* _Recorded information_
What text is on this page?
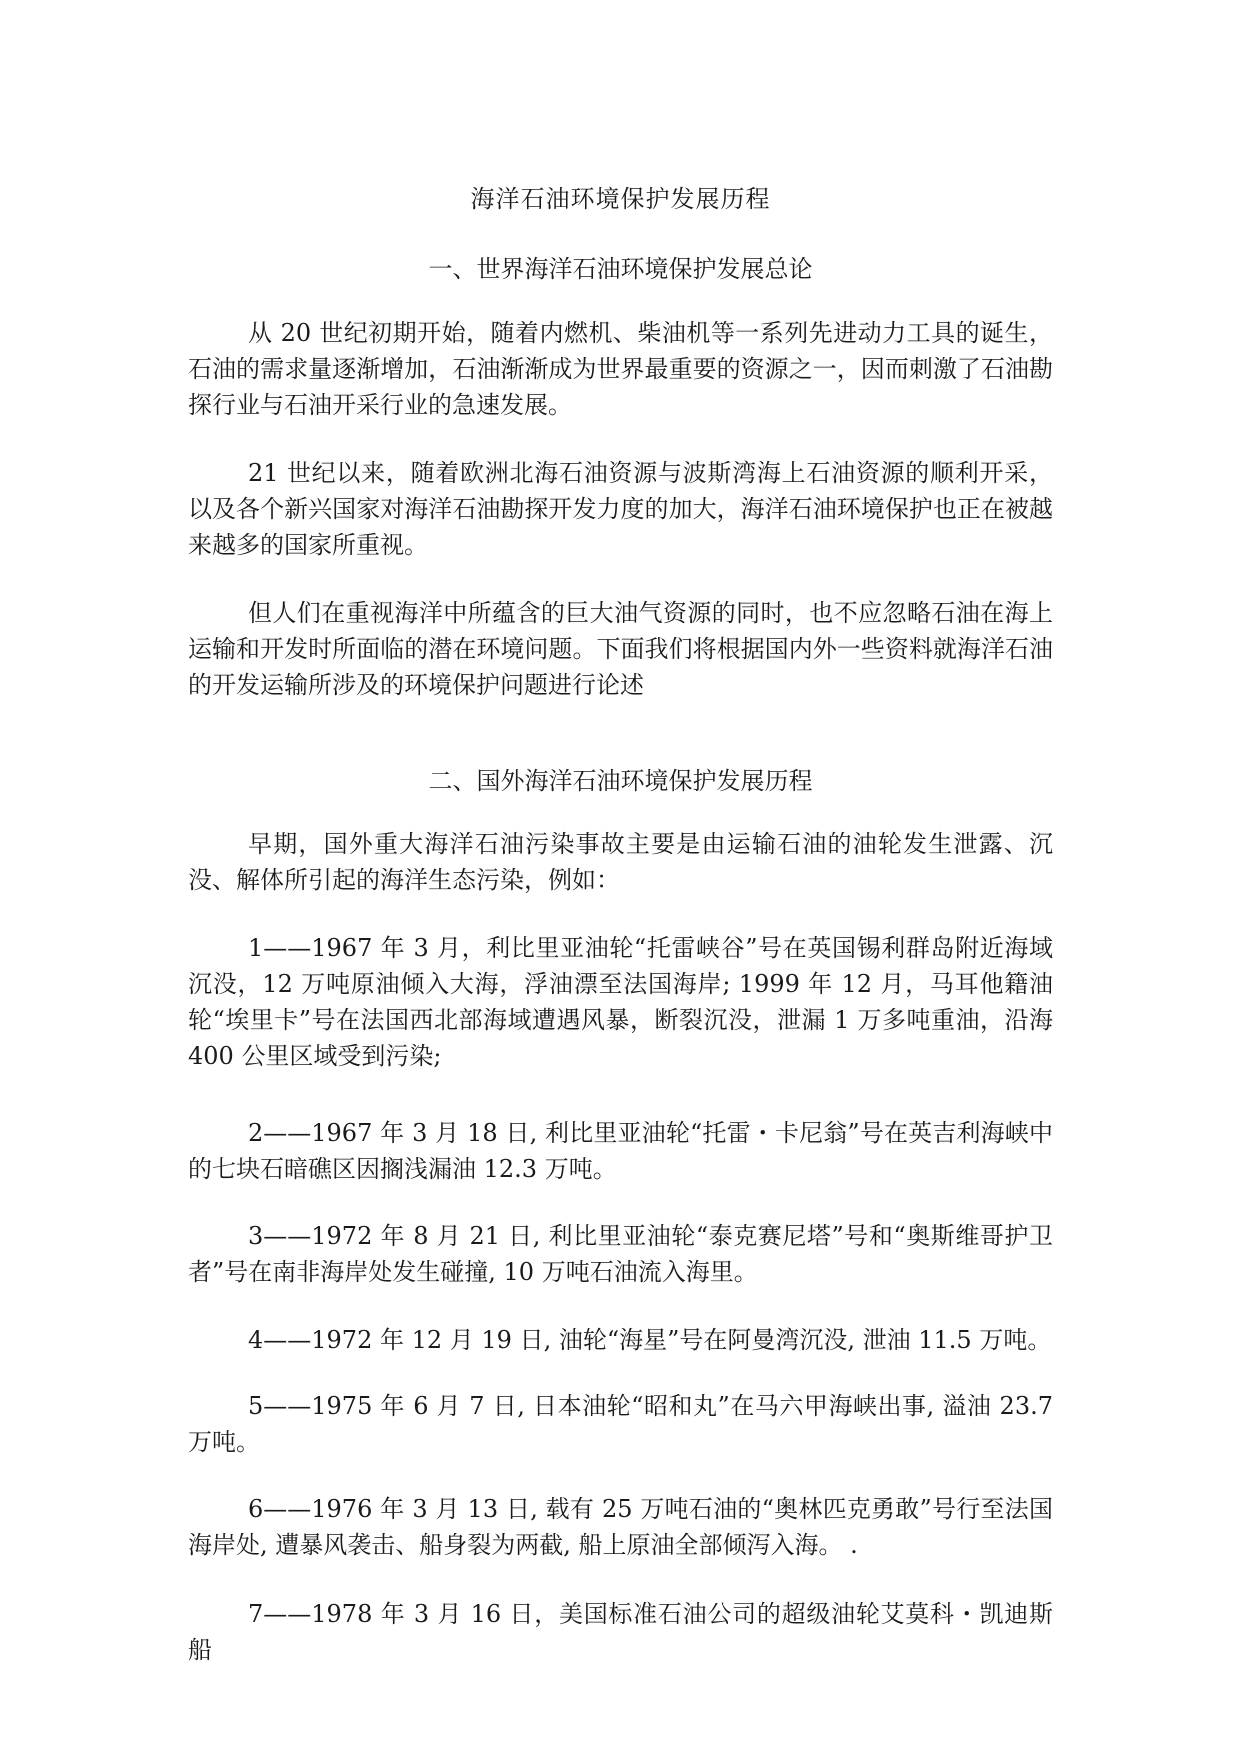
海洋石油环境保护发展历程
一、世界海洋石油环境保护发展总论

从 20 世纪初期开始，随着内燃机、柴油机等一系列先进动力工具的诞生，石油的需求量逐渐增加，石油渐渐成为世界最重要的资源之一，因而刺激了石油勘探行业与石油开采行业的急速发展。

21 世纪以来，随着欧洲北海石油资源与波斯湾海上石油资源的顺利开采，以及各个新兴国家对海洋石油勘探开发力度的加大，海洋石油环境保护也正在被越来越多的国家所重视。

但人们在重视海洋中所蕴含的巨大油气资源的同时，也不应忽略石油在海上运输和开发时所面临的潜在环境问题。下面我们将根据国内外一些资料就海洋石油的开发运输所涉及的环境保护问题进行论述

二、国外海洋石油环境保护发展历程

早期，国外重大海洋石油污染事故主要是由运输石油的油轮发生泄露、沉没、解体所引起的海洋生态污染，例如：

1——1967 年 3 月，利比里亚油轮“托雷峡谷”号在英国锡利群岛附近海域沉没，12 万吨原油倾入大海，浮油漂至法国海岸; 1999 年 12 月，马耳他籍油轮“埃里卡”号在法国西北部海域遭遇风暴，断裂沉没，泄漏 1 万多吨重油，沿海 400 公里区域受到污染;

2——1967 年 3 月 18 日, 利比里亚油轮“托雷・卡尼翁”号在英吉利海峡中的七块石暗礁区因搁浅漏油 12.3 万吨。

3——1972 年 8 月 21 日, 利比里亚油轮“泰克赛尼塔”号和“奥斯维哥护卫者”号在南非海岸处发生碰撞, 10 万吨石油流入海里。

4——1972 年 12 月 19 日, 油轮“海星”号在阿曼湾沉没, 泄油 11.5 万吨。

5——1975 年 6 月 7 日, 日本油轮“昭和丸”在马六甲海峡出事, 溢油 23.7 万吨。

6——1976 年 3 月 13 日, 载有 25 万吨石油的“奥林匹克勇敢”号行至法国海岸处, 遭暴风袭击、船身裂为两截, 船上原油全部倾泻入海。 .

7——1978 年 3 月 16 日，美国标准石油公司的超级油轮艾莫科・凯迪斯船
---
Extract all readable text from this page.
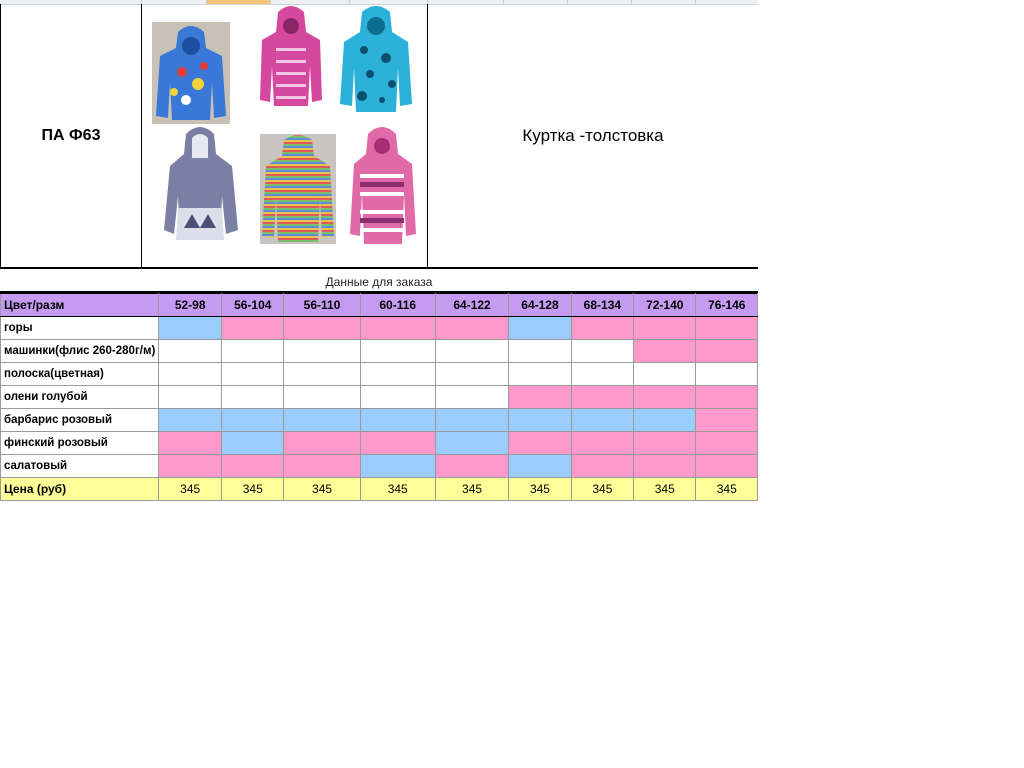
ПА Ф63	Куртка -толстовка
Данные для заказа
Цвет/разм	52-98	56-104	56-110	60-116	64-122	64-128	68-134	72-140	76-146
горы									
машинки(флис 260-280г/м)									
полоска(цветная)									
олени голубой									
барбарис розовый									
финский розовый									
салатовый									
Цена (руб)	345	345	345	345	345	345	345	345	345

* _What you have to do_
Find every line in the records above that holds the word "page", and copy each one.

* _Output of the exercise_
What text is on this page?
Extract all readable text from this page.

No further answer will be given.